__ENTRIES PROVIDED__:
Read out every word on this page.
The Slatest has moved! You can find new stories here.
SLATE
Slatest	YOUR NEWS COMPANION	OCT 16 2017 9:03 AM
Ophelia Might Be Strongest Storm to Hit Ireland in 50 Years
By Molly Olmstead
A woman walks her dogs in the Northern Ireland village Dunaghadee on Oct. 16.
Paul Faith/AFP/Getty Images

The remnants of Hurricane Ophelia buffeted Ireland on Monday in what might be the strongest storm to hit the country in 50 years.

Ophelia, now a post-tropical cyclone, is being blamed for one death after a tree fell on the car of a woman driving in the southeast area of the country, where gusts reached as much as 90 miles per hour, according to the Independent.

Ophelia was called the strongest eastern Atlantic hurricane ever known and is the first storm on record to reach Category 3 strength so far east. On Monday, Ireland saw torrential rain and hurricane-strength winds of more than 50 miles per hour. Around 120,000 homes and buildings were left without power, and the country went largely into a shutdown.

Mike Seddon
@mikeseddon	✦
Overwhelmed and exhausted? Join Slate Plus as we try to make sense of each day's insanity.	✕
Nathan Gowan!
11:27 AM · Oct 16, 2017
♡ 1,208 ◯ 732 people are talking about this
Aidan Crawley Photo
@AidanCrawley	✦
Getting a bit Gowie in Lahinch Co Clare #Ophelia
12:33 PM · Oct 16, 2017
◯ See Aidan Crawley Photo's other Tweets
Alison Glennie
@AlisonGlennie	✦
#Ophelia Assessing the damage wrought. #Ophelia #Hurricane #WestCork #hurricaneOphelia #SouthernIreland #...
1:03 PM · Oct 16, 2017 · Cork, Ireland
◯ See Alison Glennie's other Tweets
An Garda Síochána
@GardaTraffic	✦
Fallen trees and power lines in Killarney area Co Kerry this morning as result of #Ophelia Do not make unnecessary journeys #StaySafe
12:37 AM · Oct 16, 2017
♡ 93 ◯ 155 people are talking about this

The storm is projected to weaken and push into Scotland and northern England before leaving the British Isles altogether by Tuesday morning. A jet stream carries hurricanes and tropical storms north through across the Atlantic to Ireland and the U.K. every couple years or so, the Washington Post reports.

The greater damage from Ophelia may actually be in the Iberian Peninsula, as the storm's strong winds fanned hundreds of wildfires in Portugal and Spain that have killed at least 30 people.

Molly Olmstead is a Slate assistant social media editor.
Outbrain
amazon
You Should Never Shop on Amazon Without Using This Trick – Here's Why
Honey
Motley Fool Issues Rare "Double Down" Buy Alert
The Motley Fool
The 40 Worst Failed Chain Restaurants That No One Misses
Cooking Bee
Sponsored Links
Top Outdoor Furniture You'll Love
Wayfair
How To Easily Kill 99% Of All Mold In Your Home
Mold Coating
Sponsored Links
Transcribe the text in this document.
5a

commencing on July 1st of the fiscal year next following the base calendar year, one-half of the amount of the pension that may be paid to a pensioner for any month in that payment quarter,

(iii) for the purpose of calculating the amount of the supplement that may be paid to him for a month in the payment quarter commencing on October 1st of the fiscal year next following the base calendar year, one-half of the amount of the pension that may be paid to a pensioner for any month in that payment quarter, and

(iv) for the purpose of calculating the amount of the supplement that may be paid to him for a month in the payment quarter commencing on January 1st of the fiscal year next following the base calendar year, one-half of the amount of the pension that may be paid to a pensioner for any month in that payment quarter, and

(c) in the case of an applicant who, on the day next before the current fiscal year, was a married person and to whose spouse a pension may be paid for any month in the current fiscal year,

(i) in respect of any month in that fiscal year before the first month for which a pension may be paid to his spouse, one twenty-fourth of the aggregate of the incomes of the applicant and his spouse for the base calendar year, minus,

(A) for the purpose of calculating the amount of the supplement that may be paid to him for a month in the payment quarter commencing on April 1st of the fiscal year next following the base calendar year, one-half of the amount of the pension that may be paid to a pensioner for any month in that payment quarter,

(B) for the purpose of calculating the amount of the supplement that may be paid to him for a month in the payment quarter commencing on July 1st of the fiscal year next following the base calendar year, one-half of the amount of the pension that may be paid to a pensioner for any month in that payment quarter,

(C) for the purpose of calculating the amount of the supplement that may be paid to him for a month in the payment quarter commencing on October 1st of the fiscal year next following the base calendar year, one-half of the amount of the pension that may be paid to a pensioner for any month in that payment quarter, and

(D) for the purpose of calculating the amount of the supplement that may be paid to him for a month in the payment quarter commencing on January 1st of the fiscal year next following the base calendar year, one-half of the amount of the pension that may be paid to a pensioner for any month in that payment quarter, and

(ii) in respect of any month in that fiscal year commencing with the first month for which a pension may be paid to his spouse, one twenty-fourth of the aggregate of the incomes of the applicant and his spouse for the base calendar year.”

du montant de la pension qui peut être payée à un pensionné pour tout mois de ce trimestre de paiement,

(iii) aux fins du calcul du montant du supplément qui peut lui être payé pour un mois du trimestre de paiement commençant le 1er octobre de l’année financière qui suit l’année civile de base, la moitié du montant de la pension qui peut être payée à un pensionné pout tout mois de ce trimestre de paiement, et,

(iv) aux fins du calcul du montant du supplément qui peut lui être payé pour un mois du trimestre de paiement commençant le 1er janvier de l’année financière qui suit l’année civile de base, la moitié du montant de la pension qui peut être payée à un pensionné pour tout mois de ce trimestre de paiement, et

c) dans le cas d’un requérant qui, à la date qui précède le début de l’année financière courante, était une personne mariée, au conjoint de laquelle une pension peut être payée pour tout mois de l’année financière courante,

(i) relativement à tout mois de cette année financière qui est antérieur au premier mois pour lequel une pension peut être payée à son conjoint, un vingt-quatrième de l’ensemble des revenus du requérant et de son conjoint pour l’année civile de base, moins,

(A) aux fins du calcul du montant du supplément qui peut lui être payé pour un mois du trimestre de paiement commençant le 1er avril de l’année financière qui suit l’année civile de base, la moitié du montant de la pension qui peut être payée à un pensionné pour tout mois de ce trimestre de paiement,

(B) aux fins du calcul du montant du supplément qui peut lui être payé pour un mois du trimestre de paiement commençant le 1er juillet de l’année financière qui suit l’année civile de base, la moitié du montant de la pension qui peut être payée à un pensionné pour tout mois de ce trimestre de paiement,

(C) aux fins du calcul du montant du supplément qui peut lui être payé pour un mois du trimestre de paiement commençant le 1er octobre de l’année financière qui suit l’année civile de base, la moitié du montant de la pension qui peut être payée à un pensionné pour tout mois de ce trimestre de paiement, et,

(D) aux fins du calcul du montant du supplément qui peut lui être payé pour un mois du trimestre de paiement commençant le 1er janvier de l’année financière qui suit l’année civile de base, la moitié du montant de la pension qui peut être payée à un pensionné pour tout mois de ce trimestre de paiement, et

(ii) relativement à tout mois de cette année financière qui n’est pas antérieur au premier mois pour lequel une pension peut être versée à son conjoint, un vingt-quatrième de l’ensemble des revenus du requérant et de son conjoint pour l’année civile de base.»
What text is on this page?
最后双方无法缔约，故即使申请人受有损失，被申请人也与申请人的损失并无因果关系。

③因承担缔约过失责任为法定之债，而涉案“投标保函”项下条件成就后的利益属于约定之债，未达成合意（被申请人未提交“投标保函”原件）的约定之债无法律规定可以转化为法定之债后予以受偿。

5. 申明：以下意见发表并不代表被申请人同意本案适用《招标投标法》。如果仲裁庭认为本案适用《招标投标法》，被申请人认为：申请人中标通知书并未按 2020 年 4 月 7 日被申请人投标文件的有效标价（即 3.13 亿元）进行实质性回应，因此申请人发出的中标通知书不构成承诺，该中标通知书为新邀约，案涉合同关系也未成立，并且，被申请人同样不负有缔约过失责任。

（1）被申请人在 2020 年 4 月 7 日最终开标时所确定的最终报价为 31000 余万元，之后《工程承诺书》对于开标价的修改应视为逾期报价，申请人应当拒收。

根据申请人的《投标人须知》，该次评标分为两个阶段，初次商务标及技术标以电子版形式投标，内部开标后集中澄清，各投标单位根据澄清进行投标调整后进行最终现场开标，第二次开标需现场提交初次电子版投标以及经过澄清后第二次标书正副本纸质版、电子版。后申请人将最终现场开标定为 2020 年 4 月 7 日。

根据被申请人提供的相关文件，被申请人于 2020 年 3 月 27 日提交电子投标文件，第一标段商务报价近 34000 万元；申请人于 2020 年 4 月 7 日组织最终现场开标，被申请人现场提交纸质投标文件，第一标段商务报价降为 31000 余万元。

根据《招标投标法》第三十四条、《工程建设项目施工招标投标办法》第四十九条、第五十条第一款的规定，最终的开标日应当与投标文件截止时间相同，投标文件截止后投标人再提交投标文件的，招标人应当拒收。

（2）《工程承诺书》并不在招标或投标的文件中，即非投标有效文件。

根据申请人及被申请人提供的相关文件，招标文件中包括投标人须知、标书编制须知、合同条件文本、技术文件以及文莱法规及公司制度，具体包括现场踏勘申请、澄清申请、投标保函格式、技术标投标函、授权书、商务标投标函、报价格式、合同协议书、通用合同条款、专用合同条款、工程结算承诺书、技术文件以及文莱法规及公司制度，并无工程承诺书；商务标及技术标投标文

__EXERCISE DIRECTIONS__: In the lines above, locate the string "moitié". Copy every line where it occurs.

__COMPLETED EXERCISE__:
(iii) aux fins du calcul du montant du supplément qui peut lui être payé pour un mois du trimestre de paiement commençant le 1er octobre de l’année financière qui suit l’année civile de base, la moitié du montant de la pension qui peut être payée à un pensionné pout tout mois de ce trimestre de paiement, et,
(iv) aux fins du calcul du montant du supplément qui peut lui être payé pour un mois du trimestre de paiement commençant le 1er janvier de l’année financière qui suit l’année civile de base, la moitié du montant de la pension qui peut être payée à un pensionné pour tout mois de ce trimestre de paiement, et
(A) aux fins du calcul du montant du supplément qui peut lui être payé pour un mois du trimestre de paiement commençant le 1er avril de l’année financière qui suit l’année civile de base, la moitié du montant de la pension qui peut être payée à un pensionné pour tout mois de ce trimestre de paiement,
(B) aux fins du calcul du montant du supplément qui peut lui être payé pour un mois du trimestre de paiement commençant le 1er juillet de l’année financière qui suit l’année civile de base, la moitié du montant de la pension qui peut être payée à un pensionné pour tout mois de ce trimestre de paiement,
(C) aux fins du calcul du montant du supplément qui peut lui être payé pour un mois du trimestre de paiement commençant le 1er octobre de l’année financière qui suit l’année civile de base, la moitié du montant de la pension qui peut être payée à un pensionné pour tout mois de ce trimestre de paiement, et,
(D) aux fins du calcul du montant du supplément qui peut lui être payé pour un mois du trimestre de paiement commençant le 1er janvier de l’année financière qui suit l’année civile de base, la moitié du montant de la pension qui peut être payée à un pensionné pour tout mois de ce trimestre de paiement, et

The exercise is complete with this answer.